(Written task):
Copy out each line of the data that holds the word "color".

Source records:

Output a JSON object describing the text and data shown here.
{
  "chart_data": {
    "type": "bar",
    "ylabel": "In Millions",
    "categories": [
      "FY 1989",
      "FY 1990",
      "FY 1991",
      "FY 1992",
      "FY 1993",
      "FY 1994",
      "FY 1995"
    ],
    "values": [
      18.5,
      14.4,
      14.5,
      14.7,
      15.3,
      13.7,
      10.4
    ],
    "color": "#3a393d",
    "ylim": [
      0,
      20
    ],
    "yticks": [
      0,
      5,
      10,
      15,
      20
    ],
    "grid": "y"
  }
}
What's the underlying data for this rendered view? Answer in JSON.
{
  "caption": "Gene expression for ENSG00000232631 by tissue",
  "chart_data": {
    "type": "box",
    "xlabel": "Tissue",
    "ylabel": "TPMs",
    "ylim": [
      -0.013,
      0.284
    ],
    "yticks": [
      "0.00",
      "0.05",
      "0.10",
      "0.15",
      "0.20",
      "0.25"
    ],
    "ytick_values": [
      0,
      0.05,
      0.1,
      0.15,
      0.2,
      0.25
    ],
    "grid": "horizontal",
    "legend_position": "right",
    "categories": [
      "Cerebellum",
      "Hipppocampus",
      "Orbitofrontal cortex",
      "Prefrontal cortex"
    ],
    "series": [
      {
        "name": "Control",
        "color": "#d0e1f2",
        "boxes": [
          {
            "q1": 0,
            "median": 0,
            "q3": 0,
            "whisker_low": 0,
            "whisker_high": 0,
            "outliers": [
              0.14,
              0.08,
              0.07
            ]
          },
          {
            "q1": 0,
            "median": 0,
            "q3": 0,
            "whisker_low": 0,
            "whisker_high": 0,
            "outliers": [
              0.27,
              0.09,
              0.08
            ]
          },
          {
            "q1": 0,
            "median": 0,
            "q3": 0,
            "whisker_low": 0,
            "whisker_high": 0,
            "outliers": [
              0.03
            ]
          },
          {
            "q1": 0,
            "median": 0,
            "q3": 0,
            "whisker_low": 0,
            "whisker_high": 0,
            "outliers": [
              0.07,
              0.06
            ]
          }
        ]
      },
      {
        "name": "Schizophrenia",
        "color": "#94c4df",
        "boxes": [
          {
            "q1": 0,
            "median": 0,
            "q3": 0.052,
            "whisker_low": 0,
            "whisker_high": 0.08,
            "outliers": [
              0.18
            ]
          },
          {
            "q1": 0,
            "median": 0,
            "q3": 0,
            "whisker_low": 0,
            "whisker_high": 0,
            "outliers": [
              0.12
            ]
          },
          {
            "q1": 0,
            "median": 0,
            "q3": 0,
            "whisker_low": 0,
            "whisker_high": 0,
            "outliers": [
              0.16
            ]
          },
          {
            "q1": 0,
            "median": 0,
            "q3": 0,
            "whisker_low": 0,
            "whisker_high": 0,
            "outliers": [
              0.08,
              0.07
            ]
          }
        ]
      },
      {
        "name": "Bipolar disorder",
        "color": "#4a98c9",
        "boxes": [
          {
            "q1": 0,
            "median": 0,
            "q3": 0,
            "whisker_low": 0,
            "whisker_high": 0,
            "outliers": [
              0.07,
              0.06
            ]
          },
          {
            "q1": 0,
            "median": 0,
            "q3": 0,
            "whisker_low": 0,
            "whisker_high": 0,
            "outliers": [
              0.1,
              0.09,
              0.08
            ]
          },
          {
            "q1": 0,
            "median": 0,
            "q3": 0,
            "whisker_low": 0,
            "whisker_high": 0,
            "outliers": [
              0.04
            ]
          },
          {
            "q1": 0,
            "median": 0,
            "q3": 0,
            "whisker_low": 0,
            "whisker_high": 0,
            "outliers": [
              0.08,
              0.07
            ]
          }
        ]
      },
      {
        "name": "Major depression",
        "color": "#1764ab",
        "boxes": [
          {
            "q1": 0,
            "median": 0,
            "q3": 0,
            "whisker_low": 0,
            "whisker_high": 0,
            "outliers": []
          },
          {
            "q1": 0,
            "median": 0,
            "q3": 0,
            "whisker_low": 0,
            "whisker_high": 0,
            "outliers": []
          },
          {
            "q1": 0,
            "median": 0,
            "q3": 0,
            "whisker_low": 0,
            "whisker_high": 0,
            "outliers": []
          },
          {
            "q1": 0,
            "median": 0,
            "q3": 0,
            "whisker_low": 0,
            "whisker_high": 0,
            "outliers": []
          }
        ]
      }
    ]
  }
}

(Correct response):
    "color": "#3a393d",
        "color": "#d0e1f2",
        "color": "#94c4df",
        "color": "#4a98c9",
        "color": "#1764ab",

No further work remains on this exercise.